*** Provided entries Section Begins ***

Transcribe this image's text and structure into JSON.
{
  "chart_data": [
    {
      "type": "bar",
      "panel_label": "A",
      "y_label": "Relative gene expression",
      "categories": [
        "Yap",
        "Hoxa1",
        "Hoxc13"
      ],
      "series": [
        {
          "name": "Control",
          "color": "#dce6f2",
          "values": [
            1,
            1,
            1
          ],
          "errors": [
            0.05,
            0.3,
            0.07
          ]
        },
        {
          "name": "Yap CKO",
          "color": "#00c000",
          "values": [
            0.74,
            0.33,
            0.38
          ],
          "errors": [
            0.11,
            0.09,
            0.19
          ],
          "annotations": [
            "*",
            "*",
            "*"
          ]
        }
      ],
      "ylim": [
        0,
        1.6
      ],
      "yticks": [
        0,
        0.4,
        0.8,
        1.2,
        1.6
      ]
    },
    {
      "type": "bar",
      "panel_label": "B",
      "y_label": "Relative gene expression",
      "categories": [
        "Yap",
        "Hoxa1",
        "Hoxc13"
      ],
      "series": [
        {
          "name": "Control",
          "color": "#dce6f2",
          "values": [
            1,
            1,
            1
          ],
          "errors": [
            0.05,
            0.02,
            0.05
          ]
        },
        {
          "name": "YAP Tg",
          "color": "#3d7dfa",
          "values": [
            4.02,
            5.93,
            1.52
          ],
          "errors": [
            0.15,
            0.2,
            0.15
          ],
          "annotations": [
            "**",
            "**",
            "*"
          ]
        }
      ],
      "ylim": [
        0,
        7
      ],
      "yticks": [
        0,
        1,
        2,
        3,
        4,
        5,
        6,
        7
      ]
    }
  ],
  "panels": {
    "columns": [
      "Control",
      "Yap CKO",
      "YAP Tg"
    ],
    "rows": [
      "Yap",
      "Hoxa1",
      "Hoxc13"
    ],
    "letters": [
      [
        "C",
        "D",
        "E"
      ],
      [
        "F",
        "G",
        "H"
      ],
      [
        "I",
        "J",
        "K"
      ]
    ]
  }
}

*** Provided entries Section Ends ***

» Problem
What is needed here is an exact transcription of the records above.

» Task solution
Transcribe this image's text and structure into JSON.
{
  "chart_data": [
    {
      "type": "bar",
      "panel_label": "A",
      "y_label": "Relative gene expression",
      "categories": [
        "Yap",
        "Hoxa1",
        "Hoxc13"
      ],
      "series": [
        {
          "name": "Control",
          "color": "#dce6f2",
          "values": [
            1,
            1,
            1
          ],
          "errors": [
            0.05,
            0.3,
            0.07
          ]
        },
        {
          "name": "Yap CKO",
          "color": "#00c000",
          "values": [
            0.74,
            0.33,
            0.38
          ],
          "errors": [
            0.11,
            0.09,
            0.19
          ],
          "annotations": [
            "*",
            "*",
            "*"
          ]
        }
      ],
      "ylim": [
        0,
        1.6
      ],
      "yticks": [
        0,
        0.4,
        0.8,
        1.2,
        1.6
      ]
    },
    {
      "type": "bar",
      "panel_label": "B",
      "y_label": "Relative gene expression",
      "categories": [
        "Yap",
        "Hoxa1",
        "Hoxc13"
      ],
      "series": [
        {
          "name": "Control",
          "color": "#dce6f2",
          "values": [
            1,
            1,
            1
          ],
          "errors": [
            0.05,
            0.02,
            0.05
          ]
        },
        {
          "name": "YAP Tg",
          "color": "#3d7dfa",
          "values": [
            4.02,
            5.93,
            1.52
          ],
          "errors": [
            0.15,
            0.2,
            0.15
          ],
          "annotations": [
            "**",
            "**",
            "*"
          ]
        }
      ],
      "ylim": [
        0,
        7
      ],
      "yticks": [
        0,
        1,
        2,
        3,
        4,
        5,
        6,
        7
      ]
    }
  ],
  "panels": {
    "columns": [
      "Control",
      "Yap CKO",
      "YAP Tg"
    ],
    "rows": [
      "Yap",
      "Hoxa1",
      "Hoxc13"
    ],
    "letters": [
      [
        "C",
        "D",
        "E"
      ],
      [
        "F",
        "G",
        "H"
      ],
      [
        "I",
        "J",
        "K"
      ]
    ]
  }
}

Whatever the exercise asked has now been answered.